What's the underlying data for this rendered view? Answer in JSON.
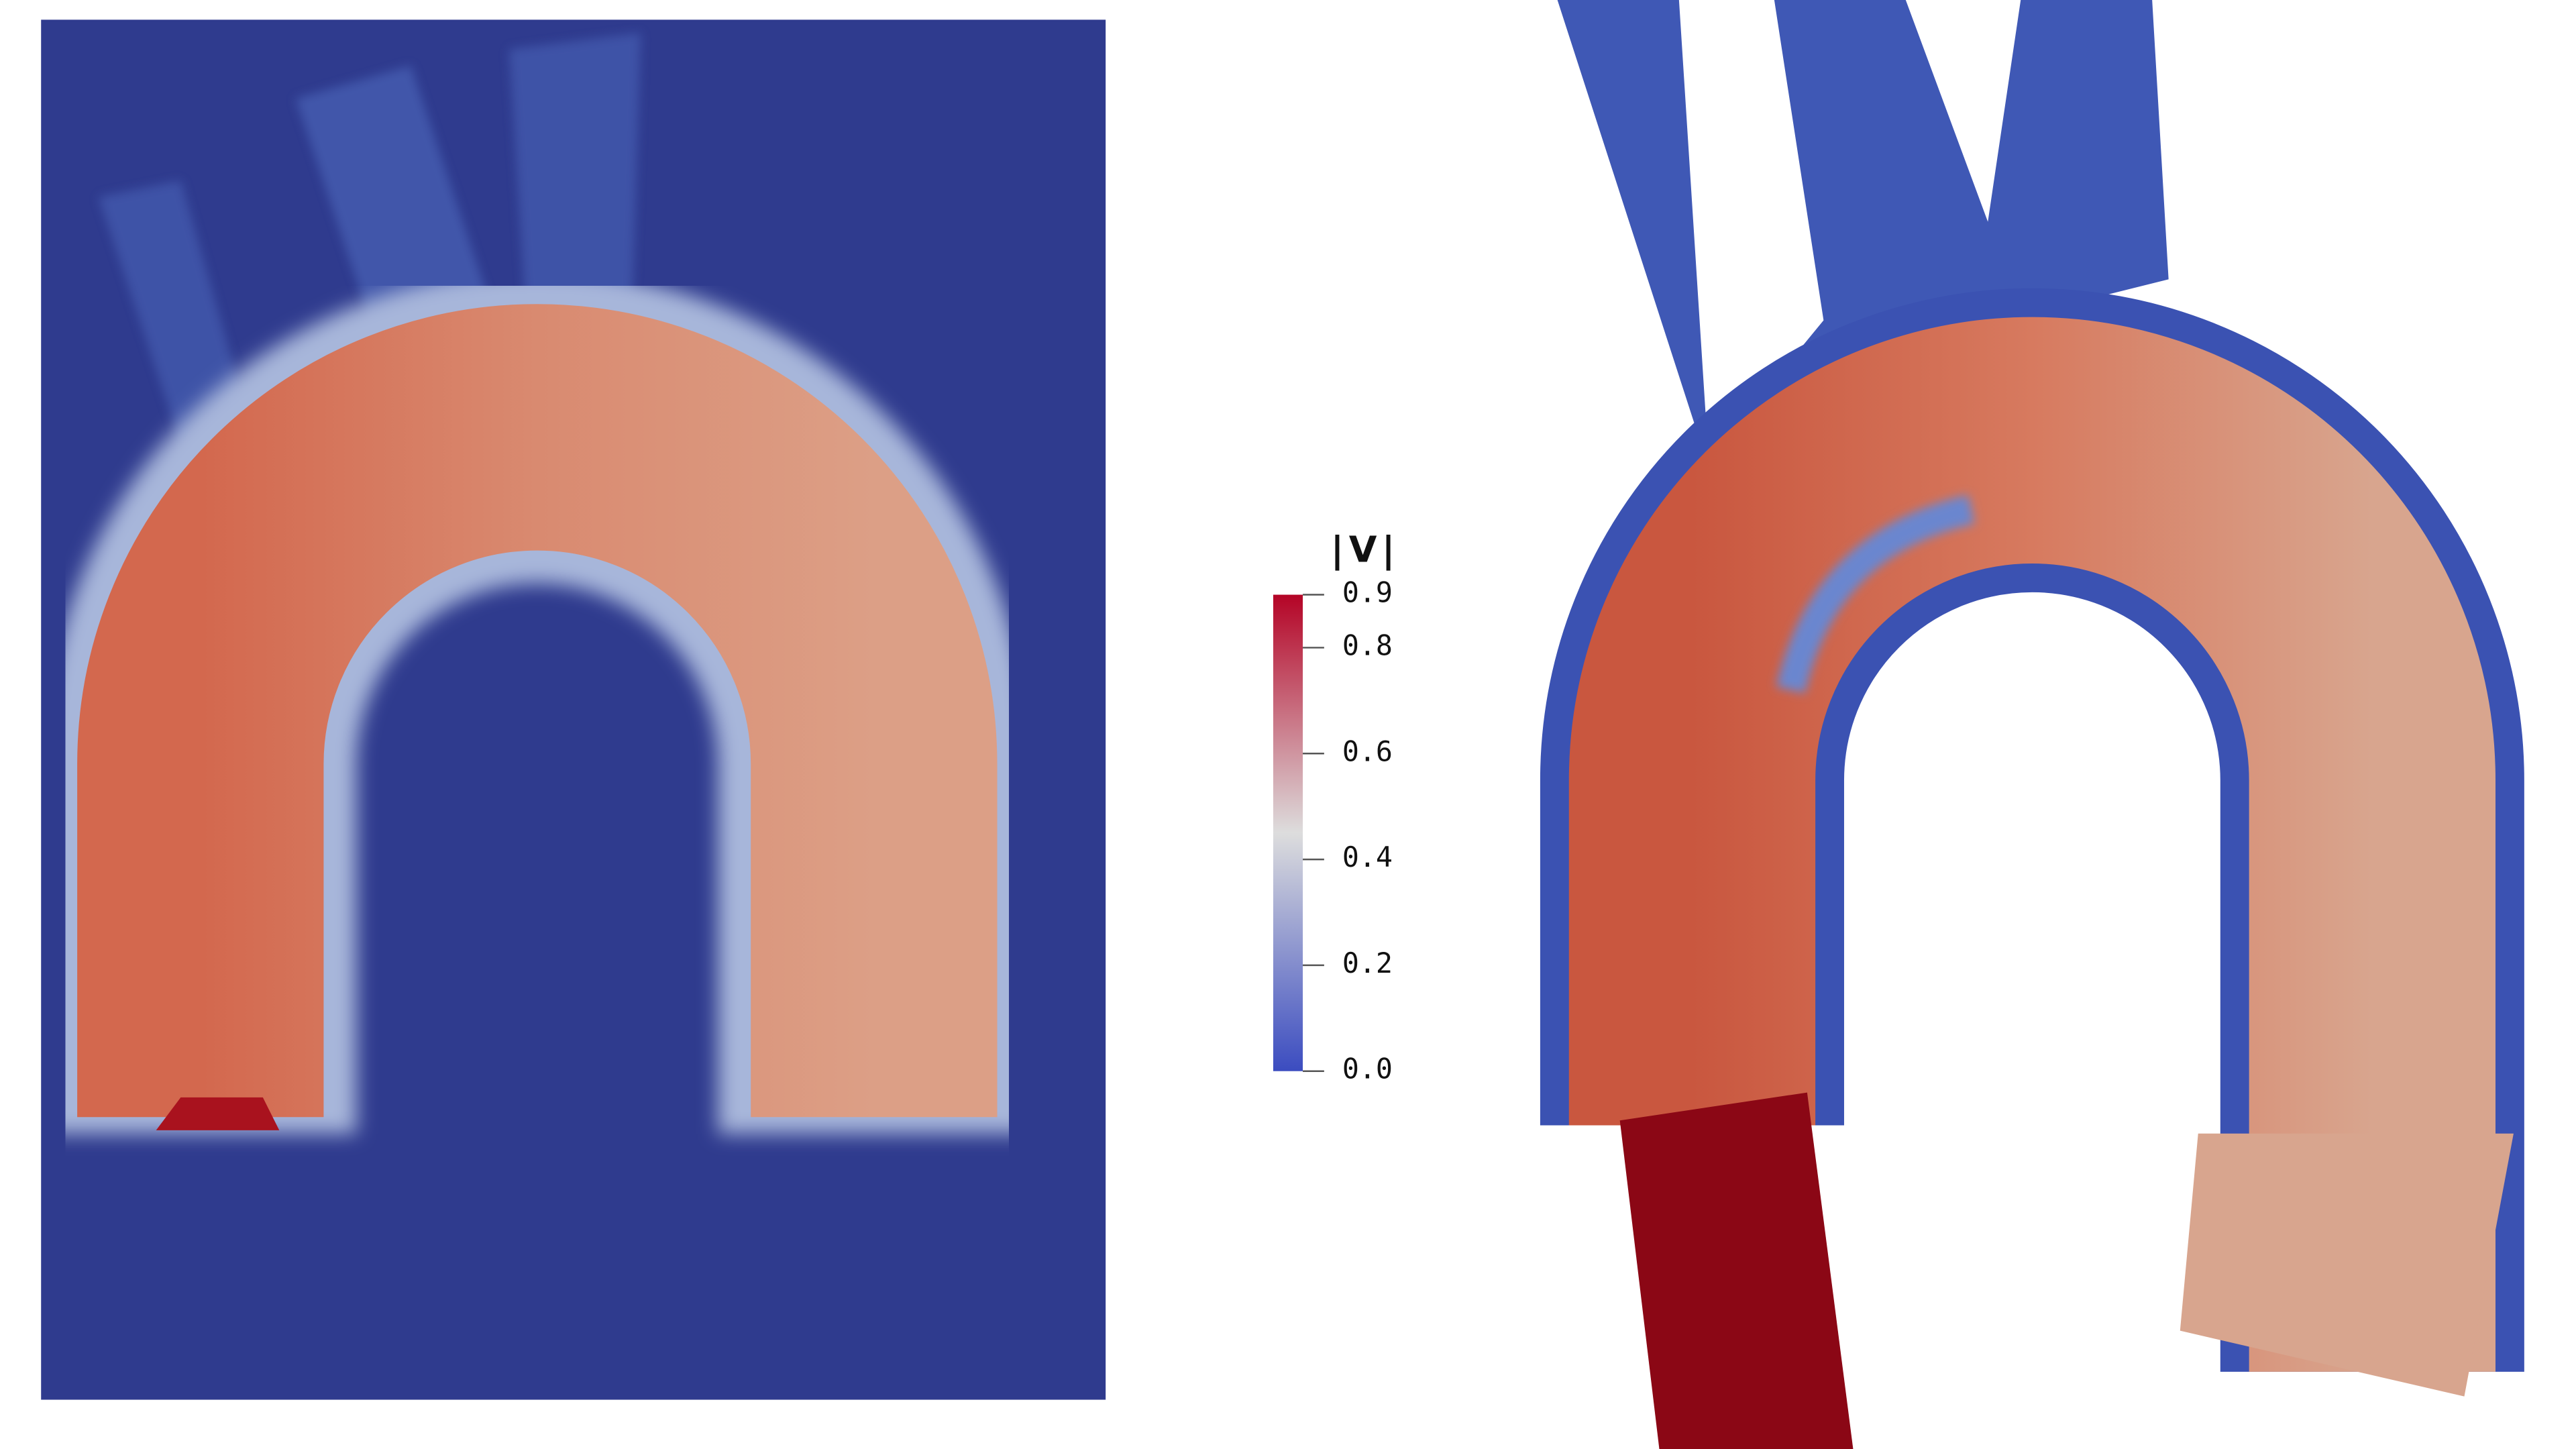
{
  "chart_data": {
    "type": "colorbar",
    "title": "|V|",
    "range": [
      0,
      0.9
    ],
    "colormap": [
      "#3b4cc0",
      "#dddddd",
      "#b40426"
    ],
    "ticks": [
      {
        "value": 0,
        "label": "0.0"
      },
      0.2,
      0.4,
      0.6,
      0.8,
      0.9
    ]
  }
}
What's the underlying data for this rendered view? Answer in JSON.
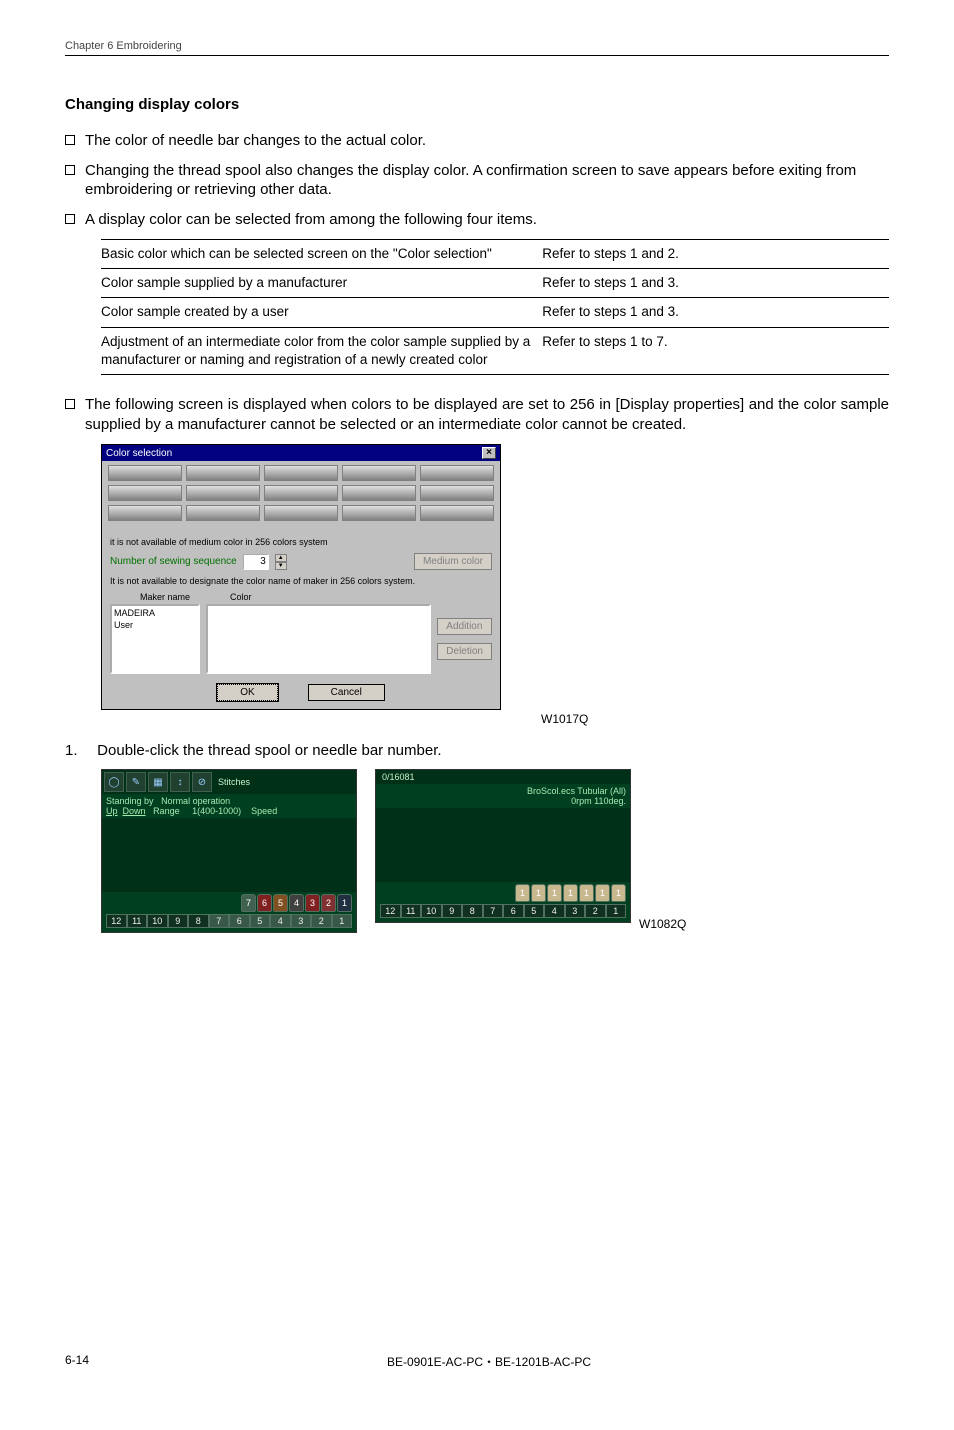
{
  "header": {
    "chapter": "Chapter 6   Embroidering"
  },
  "section": {
    "title": "Changing display colors"
  },
  "bullets": {
    "b1": "The color of needle bar changes to the actual color.",
    "b2": "Changing the thread spool also changes the display color.   A confirmation screen to save appears before exiting from embroidering or retrieving other data.",
    "b3": "A display color can be selected from among the following four items.",
    "b4": "The following screen is displayed when colors to be displayed are set to 256 in [Display properties] and the color sample supplied by a manufacturer cannot be selected or an intermediate color cannot be created."
  },
  "table": {
    "rows": [
      {
        "left": "Basic color which can be selected screen on the \"Color selection\"",
        "right": "Refer to steps 1 and 2."
      },
      {
        "left": "Color sample supplied by a manufacturer",
        "right": "Refer to steps 1 and 3."
      },
      {
        "left": "Color sample created by a user",
        "right": "Refer to steps 1 and 3."
      },
      {
        "left": "Adjustment of an intermediate color from the color sample supplied by a manufacturer or naming and registration of a newly created color",
        "right": "Refer to steps 1 to 7."
      }
    ]
  },
  "dialog": {
    "title": "Color selection",
    "close_x": "×",
    "note1": "it is not available of medium color in 256 colors system",
    "seq_label": "Number of sewing sequence",
    "seq_value": "3",
    "medium_btn": "Medium color",
    "note2": "It is not available to designate the color name of maker in 256 colors system.",
    "maker_label": "Maker name",
    "color_label": "Color",
    "maker1": "MADEIRA",
    "maker2": "User",
    "add_btn": "Addition",
    "del_btn": "Deletion",
    "ok": "OK",
    "cancel": "Cancel"
  },
  "dialog_code": "W1017Q",
  "step": {
    "num": "1.",
    "text": "Double-click the thread spool or needle bar number."
  },
  "panelA": {
    "ico_sound": "◯",
    "ico_brush": "✎",
    "ico_grid": "▦",
    "ico_arrow": "↕",
    "ico_stop": "⊘",
    "stitches_label": "Stitches",
    "standby": "Standing by",
    "normal": "Normal operation",
    "up": "Up",
    "down": "Down",
    "range_label": "Range",
    "range_val": "1(400-1000)",
    "speed_label": "Speed",
    "spools": [
      {
        "n": "7",
        "c": "#406050"
      },
      {
        "n": "6",
        "c": "#802020"
      },
      {
        "n": "5",
        "c": "#805020"
      },
      {
        "n": "4",
        "c": "#404040"
      },
      {
        "n": "3",
        "c": "#802020"
      },
      {
        "n": "2",
        "c": "#803030"
      },
      {
        "n": "1",
        "c": "#203040"
      }
    ],
    "nums": [
      "12",
      "11",
      "10",
      "9",
      "8",
      "7",
      "6",
      "5",
      "4",
      "3",
      "2",
      "1"
    ],
    "hl_from_right": 7
  },
  "panelB": {
    "stitches_count": "0/16081",
    "title_r": "BroScol.ecs Tubular (All)",
    "rpm": "0rpm 110deg.",
    "spools": [
      {
        "n": "1",
        "c": "#c8b890"
      },
      {
        "n": "1",
        "c": "#c8b890"
      },
      {
        "n": "1",
        "c": "#c8b890"
      },
      {
        "n": "1",
        "c": "#c8b890"
      },
      {
        "n": "1",
        "c": "#c8b890"
      },
      {
        "n": "1",
        "c": "#c8b890"
      },
      {
        "n": "1",
        "c": "#c8b890"
      }
    ],
    "nums": [
      "12",
      "11",
      "10",
      "9",
      "8",
      "7",
      "6",
      "5",
      "4",
      "3",
      "2",
      "1"
    ]
  },
  "panel_code": "W1082Q",
  "footer": {
    "left": "6-14",
    "center": "BE-0901E-AC-PC・BE-1201B-AC-PC"
  }
}
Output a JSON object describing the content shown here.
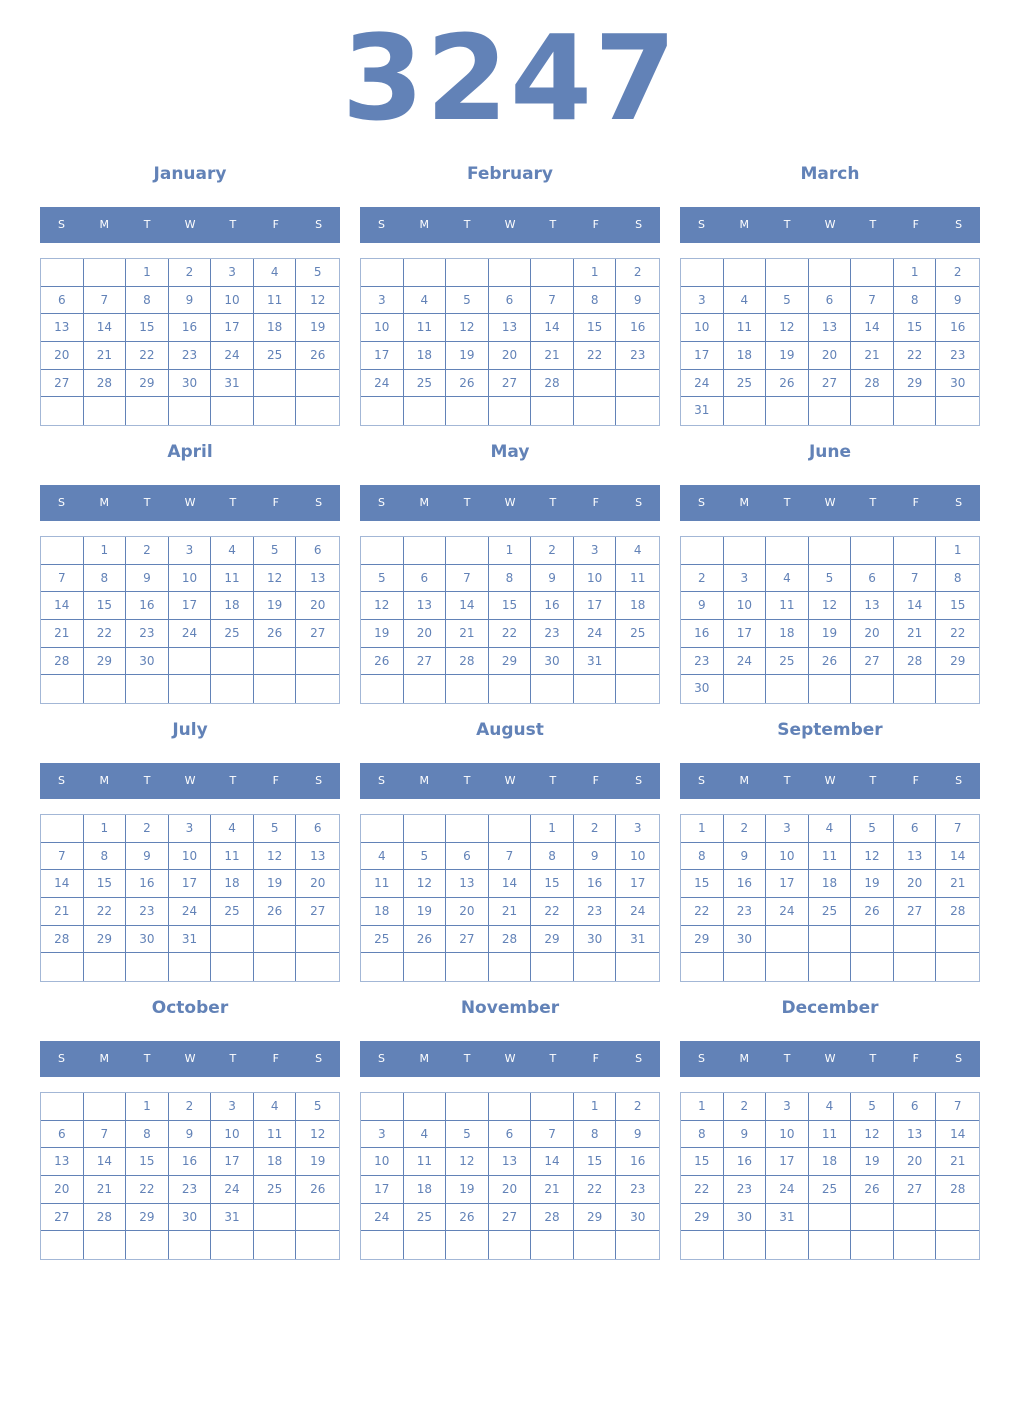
{
  "year": "3247",
  "weekday_labels": [
    "S",
    "M",
    "T",
    "W",
    "T",
    "F",
    "S"
  ],
  "colors": {
    "accent": "#6282b7",
    "grid_outer": "#a3b7d6"
  },
  "months": [
    {
      "name": "January",
      "first_weekday": 2,
      "days": 31
    },
    {
      "name": "February",
      "first_weekday": 5,
      "days": 28
    },
    {
      "name": "March",
      "first_weekday": 5,
      "days": 31
    },
    {
      "name": "April",
      "first_weekday": 1,
      "days": 30
    },
    {
      "name": "May",
      "first_weekday": 3,
      "days": 31
    },
    {
      "name": "June",
      "first_weekday": 6,
      "days": 30
    },
    {
      "name": "July",
      "first_weekday": 1,
      "days": 31
    },
    {
      "name": "August",
      "first_weekday": 4,
      "days": 31
    },
    {
      "name": "September",
      "first_weekday": 0,
      "days": 30
    },
    {
      "name": "October",
      "first_weekday": 2,
      "days": 31
    },
    {
      "name": "November",
      "first_weekday": 5,
      "days": 30
    },
    {
      "name": "December",
      "first_weekday": 0,
      "days": 31
    }
  ]
}
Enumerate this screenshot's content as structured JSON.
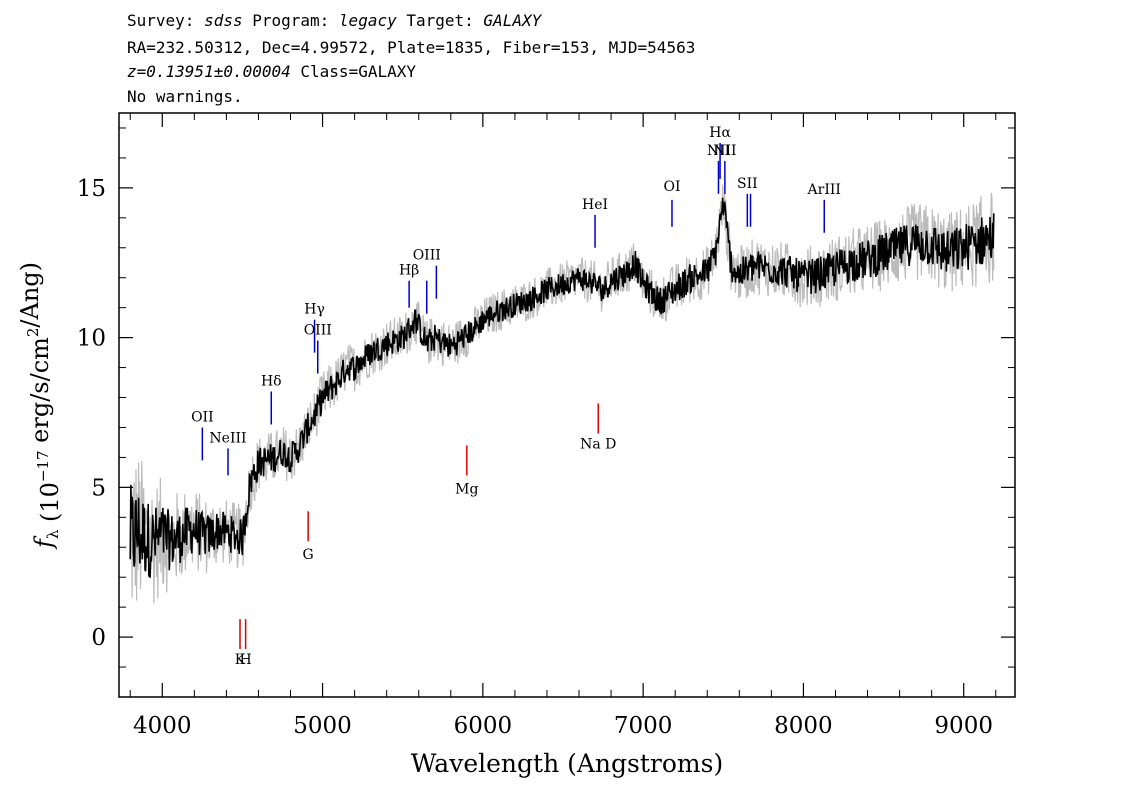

### EXERCISE GOAL
Return each line where "selection" shows up.

### FINAL RESULT
        "left": "Basic color which can be selected screen on the \"Color selection\"",
    "title": "Color selection",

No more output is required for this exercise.